¡Qué imbécil!
Qué imbécil me siento al sentarme de nuevo tras esta pantalla, al esconder todo lo que me está brutalizando y violentando por dentro, qué imbécil mirar hacia atrás y sentirme tan en el presente, qué triste pasar por encima del pasado, atropellar el tiempo y los deseos cohibidos, apretados tras esa estúpida barrera inquebrantable, qué imbécil, qué imbécil conocer ambas caras de la moneda, saber que se llaman igual, saber que son lo más grande y lo más pequeño, saber que son la gloria y el infierno, no poder bajar por una maldita vez la cabeza, no abrir la maldita puerta...
¡Qué imbécil!
Qué imbécil, de nuevo de pie frente a la ventana preguntándome qué habrá después de ella, qué imbécil, te perdí, qué imbécil, el orgullo me pudo y me puede más, preferí huir, cobarde (contradictorio), preferí callarme una vez más y simplemente pedir perdón, como siempre... Esa maldita mala costumbre, esa maldita rutina de vez en vez, esos cuartos de hora vomitivos, esos pequeños instantes donde satisfago mis rencores & mis miedos, de nuevo, ¡qué imbécil!
¿Cómo carajo pretendo engañar al resto si no puedo engañarme del todo a mí?
Dime, ¿tan poco me conoces que no sabes distinguir mis sonrisas hipócritas, mi falta de palabras, de profundidad?
¡Qué imbécil!
¿Cómo espero que lo hagas si siempre evité que supieras quién soy?
(...)
Vamos a contar, vamos a jugar.
Vamos a ignorar por un momento que ya no estás, que no estamos, vamos a ignorarlo, vamos a suponer y a preguntarnos, ¿qué hubiera pasado si de repente, fuera como fuera, hubiera expresado mis trivialidades ante ti, si te hubiera contado todo eso que habita en mí? ¿Hubiera servido de algo? ¿Habría cambiado algo?
(...)
¡Qué imbécil!
Qué ridícula me veo gritándole a los espejos, quizá esperando que alguien grite de vuelta, tan ridícula como cuando golpeo las paredes esperando un puño de vuelta..

__Datos de análisis estructurado de páginas__:
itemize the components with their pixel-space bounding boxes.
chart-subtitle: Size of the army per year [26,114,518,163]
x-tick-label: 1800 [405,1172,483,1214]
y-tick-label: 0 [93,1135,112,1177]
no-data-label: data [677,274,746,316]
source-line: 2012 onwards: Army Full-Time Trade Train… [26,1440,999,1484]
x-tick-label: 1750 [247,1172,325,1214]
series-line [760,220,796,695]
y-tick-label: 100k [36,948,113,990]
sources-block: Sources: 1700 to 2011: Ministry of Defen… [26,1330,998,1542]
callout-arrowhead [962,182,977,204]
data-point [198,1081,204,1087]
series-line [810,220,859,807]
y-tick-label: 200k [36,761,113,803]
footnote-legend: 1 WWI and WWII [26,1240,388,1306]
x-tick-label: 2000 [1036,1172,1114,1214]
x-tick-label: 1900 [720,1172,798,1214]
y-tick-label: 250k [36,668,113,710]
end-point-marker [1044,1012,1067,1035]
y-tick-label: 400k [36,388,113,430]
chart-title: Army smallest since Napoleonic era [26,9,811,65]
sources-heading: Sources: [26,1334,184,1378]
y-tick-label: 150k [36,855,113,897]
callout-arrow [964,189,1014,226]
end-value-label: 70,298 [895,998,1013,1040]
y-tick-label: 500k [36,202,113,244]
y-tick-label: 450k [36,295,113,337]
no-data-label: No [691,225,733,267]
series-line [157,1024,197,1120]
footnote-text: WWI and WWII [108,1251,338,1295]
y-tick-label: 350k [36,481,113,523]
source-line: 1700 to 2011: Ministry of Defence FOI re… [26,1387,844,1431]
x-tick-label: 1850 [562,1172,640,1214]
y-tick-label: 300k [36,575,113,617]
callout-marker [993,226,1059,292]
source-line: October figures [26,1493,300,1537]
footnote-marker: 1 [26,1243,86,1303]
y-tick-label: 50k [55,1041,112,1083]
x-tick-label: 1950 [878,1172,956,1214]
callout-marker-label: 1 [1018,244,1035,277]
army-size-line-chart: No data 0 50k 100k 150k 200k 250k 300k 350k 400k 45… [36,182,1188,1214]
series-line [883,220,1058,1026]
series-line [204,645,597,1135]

__Orden de trabajo__: Cita, por favor, el fragmento desde "Vamos a ignorar por" hasta "puño de vuelta..", sin cambiar nada. Las líneas no tienen relación con el fragmento.

__Resultado de la tarea__:
Vamos a ignorar por un momento que ya no estás, que no estamos, vamos a ignorarlo, vamos a suponer y a preguntarnos, ¿qué hubiera pasado si de repente, fuera como fuera, hubiera expresado mis trivialidades ante ti, si te hubiera contado todo eso que habita en mí? ¿Hubiera servido de algo? ¿Habría cambiado algo?
(...)
¡Qué imbécil!
Qué ridícula me veo gritándole a los espejos, quizá esperando que alguien grite de vuelta, tan ridícula como cuando golpeo las paredes esperando un puño de vuelta..